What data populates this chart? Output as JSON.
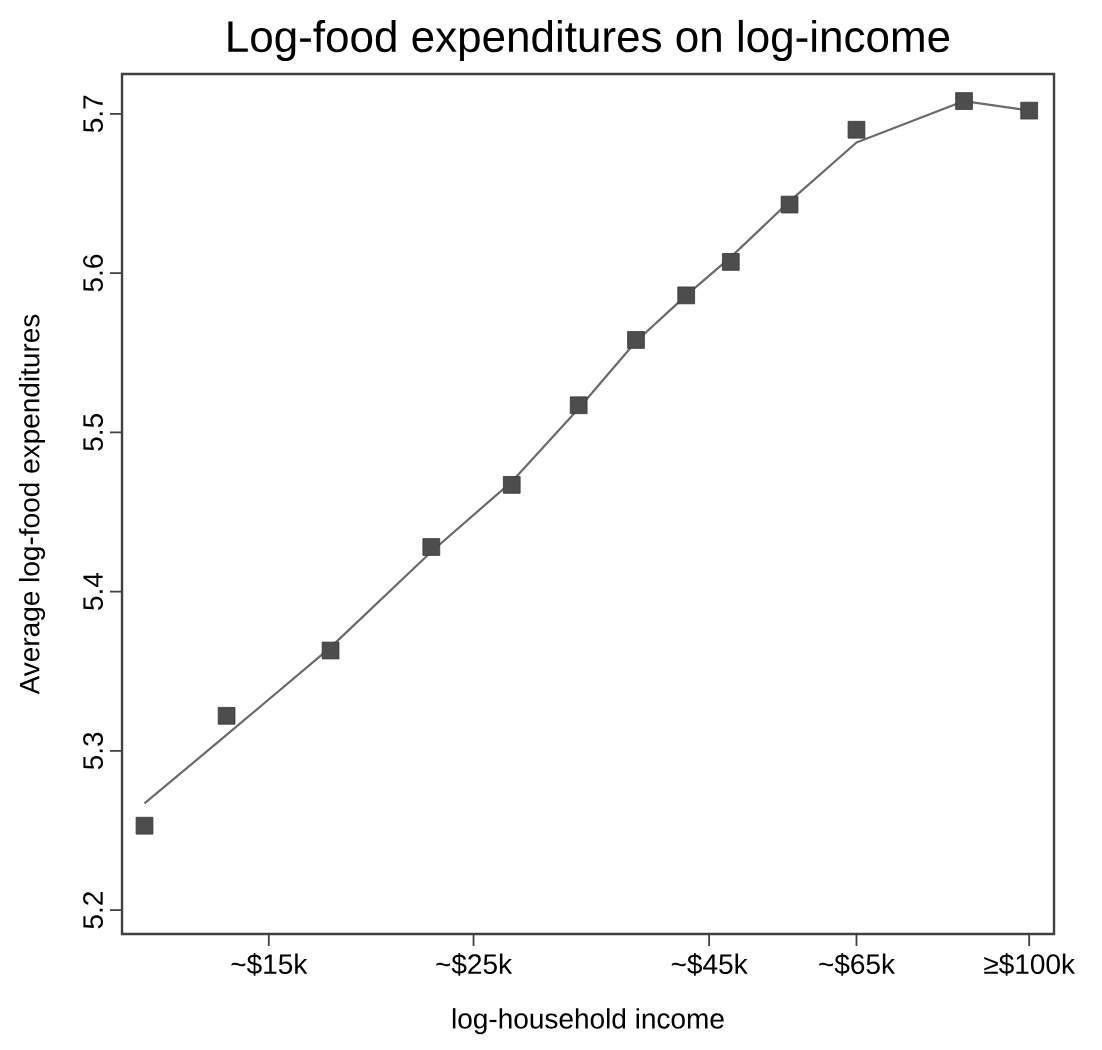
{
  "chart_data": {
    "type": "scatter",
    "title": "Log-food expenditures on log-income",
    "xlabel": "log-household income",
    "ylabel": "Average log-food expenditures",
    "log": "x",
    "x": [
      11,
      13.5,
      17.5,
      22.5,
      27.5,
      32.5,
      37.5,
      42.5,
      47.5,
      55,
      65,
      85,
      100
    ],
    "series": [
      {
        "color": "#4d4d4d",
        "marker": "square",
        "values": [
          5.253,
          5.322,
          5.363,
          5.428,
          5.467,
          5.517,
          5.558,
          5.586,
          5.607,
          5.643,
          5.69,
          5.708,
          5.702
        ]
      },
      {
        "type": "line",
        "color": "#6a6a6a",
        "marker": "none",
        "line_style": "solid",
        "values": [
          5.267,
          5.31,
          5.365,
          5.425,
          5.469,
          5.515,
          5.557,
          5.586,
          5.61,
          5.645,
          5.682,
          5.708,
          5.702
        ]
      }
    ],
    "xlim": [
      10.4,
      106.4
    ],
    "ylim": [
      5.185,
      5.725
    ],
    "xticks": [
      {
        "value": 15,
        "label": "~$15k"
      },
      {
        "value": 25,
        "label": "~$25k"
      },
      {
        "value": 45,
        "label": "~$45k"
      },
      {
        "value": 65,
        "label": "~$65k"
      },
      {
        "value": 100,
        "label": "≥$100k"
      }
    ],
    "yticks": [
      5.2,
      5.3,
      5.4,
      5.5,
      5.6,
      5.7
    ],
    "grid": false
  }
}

==

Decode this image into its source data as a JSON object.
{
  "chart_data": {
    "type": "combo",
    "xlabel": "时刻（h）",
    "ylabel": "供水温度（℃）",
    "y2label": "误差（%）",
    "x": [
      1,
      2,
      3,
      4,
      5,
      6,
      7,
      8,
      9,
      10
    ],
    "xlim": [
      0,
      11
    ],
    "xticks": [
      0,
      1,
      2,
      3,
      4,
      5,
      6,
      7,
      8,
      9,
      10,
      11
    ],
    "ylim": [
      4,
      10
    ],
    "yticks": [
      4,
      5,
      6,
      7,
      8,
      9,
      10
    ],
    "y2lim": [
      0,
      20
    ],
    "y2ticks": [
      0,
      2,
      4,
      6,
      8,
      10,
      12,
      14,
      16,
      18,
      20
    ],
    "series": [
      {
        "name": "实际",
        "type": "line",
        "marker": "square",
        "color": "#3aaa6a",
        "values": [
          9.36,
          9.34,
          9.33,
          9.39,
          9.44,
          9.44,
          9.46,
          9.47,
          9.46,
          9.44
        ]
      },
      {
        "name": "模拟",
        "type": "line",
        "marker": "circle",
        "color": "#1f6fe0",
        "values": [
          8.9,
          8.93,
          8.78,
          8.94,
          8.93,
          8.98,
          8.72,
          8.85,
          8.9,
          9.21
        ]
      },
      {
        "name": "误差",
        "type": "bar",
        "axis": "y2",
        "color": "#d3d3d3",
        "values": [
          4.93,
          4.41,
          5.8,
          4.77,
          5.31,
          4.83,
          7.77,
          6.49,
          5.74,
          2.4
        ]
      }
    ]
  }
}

==

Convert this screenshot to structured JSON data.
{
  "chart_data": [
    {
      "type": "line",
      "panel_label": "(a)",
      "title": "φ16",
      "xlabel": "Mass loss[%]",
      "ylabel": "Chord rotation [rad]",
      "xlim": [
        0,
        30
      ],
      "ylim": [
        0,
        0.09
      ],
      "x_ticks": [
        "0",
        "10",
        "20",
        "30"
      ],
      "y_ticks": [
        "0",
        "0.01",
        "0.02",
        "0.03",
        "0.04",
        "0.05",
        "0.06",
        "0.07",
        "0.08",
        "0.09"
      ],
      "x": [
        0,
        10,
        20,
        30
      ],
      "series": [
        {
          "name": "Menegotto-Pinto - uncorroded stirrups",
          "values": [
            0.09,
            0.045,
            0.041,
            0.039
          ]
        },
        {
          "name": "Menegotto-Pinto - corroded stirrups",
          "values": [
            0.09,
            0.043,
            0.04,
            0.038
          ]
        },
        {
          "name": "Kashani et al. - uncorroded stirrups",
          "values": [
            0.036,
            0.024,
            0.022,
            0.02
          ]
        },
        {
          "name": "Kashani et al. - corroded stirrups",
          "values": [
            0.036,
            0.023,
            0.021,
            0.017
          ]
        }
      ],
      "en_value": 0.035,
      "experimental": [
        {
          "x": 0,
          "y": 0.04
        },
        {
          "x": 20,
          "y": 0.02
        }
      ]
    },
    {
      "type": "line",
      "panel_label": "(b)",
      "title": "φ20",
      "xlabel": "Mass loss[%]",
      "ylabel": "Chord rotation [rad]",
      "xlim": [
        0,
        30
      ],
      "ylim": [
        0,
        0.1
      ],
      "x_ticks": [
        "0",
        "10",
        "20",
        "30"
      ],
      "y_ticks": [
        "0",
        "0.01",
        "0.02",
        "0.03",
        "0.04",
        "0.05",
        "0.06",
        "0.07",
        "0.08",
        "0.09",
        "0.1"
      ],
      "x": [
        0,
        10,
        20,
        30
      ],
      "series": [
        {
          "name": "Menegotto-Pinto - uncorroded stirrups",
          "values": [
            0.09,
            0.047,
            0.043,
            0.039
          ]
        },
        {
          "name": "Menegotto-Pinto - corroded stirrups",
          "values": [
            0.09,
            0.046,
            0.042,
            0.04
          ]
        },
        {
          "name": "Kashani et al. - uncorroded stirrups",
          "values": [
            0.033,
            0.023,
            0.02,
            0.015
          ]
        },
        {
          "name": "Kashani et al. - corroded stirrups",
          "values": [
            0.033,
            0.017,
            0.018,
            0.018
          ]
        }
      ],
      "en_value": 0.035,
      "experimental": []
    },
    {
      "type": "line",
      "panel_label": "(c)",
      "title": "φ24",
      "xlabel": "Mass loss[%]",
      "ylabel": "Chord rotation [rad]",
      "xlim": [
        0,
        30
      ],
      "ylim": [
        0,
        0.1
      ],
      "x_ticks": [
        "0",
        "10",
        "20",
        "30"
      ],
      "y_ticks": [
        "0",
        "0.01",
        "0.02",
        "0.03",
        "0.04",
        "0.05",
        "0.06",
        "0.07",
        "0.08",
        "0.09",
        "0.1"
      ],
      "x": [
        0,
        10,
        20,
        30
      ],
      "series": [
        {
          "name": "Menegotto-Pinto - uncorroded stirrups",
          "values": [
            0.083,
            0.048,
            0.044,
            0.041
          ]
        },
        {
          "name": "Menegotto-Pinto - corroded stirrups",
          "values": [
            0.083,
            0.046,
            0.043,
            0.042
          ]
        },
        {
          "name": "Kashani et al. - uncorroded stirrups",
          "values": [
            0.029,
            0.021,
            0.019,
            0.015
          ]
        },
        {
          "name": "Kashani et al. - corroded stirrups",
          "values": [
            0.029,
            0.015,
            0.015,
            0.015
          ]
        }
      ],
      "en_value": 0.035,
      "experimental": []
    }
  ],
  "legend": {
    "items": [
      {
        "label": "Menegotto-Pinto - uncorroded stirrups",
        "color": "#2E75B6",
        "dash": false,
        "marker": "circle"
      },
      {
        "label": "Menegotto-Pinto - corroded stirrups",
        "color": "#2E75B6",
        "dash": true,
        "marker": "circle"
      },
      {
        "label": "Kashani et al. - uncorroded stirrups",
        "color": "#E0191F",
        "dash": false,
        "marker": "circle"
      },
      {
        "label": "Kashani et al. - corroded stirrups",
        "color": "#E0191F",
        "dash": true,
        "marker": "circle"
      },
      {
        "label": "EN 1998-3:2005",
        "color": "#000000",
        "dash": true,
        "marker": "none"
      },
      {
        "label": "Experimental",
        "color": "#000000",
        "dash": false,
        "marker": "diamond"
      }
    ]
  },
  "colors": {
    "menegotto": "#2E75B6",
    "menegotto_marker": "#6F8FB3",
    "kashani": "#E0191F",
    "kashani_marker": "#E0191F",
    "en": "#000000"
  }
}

- **Task to complete**:
Filter the records for lines holding the string "expenditures". Copy each one.

- **Answer to this exercise**:
    "title": "Log-food expenditures on log-income",
    "ylabel": "Average log-food expenditures",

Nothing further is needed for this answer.